> _Problem to work on_
Answer these questions about the Huckabee fact-check below:
1. In which city and on what date was the earlier debate that Huckabee recalled?
2. What phrase did Romney use for what his birth state was undergoing?
3. What name was the Barely True rating changed to on July 27, 2011?

> _Page text_
☆ ☆ ☆ ☆ ☆ ☆ ☆

His recollections are way off

At a debate in Boca Raton on Jan. 24, 2008, former Arkansas Gov. Mike Huckabee suggested that he was more in touch with how the economy was hurting working people than the other GOP candidates.

He said he was the only candidate at a prior debate — the one on Oct. 9, 2007 — to point out that middle- and lower-income Americans were feeling economic pain.

"A few months ago, when we were all in Dearborn, Mich., your network was the sponsor, with CNBC and MSNBC, and every one of us were asked, 'How's the economy doing?' " Huckabee said during the debate in Boca Raton. "Every one of my colleagues said, 'It's doing great.' And they gave all the numbers. ... The truth is I was the only guy on that stage who said, 'It may be doing great if you're at the top. It's different if you're on the bottom.' "

We find Huckabee's recollections are way off the mark.

He is correct that he indicated some sympathy for working people during the Oct. 9 debate. He plugged his proposal for a national sales tax to help the less fortunate regain their footing.

"The people who handle the bags and make the beds at our hotels and serve the food, many of them are having to work two jobs, and that's barely paying the rent. And you know what else? They don't think that they can afford for their kids to go to college; they're pretty sure they're not going to be able to afford health insurance," he said.

But he is wrong about the comments of his rivals.

Huckabee might have been the biggest pessimist that night, but Ron Paul, John McCain, Mitt Romney and Fred Thompson each noted that Michigan residents were suffering as a result of their state's battered economy.

Paul suggested it was because the nation was living beyond its means while McCain stated the United States was losing industrial jobs and not taking care of those who are left behind.

Others qualified their statements, depicting Michigan as something of an anomaly in an otherwise strong economy. Romney said his birth state was "undergoing a one-state recession." And Thompson said while pockets of the economy were having difficulty, he had no reason to believe the country was heading for a recession.

While Huckabee gets the award for tough-talking realist, he was hardly alone in acknowledging hard times. For that reason, we judge his statement Barely True.



Editor's note: This statement was rated Barely True when it was published. On July 27, 2011, we changed the name for the rating to Mostly False.

☆ ☆ ☆ ☆ ☆ ☆ ☆

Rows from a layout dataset
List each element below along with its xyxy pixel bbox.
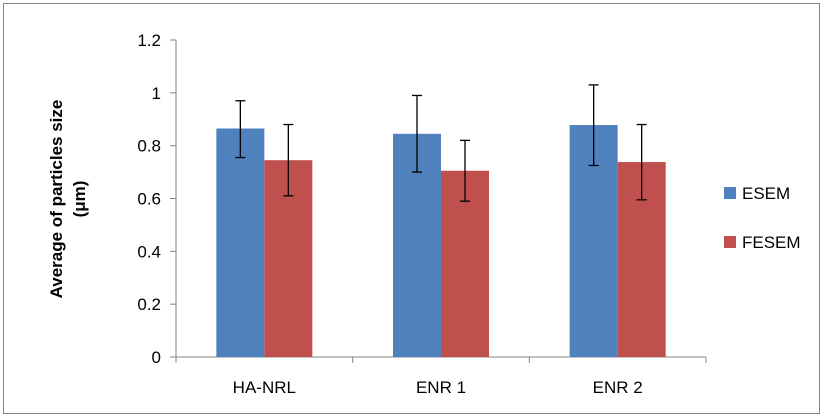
- legend-label-fesem: FESEM: [742, 233, 801, 252]
- y-tick-label: 0.2: [137, 295, 161, 314]
- legend: ESEM FESEM: [724, 184, 801, 252]
- plot-area: 0 0.2 0.4 0.6 0.8 1 1.2 HA-NRL ENR 1 ENR 2: [137, 31, 707, 397]
- bar-esem-0: [216, 128, 265, 357]
- x-tick-label: ENR 1: [416, 378, 466, 397]
- legend-swatch-fesem: [724, 236, 736, 248]
- y-axis-title-line2: (μm): [70, 181, 89, 218]
- x-tick-label: HA-NRL: [233, 378, 296, 397]
- y-axis-title: Average of particles size (μm): [47, 100, 89, 299]
- legend-label-esem: ESEM: [742, 184, 790, 203]
- y-tick-label: 0.6: [137, 190, 161, 209]
- y-tick-label: 0: [152, 348, 161, 367]
- legend-swatch-esem: [724, 187, 736, 199]
- y-tick-label: 1.2: [137, 31, 161, 50]
- bar-fesem-1: [441, 170, 489, 357]
- x-tick-label: ENR 2: [593, 378, 643, 397]
- y-tick-label: 1: [152, 84, 161, 103]
- y-tick-label: 0.4: [137, 242, 161, 261]
- y-tick-label: 0.8: [137, 137, 161, 156]
- y-axis-title-line1: Average of particles size: [47, 100, 66, 299]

☆ ☆ ☆ ☆ ☆ ☆ ☆

> _Finished answer_
1. Dearborn, Mich., on Oct. 9, 2007.
2. "a one-state recession."
3. Mostly False.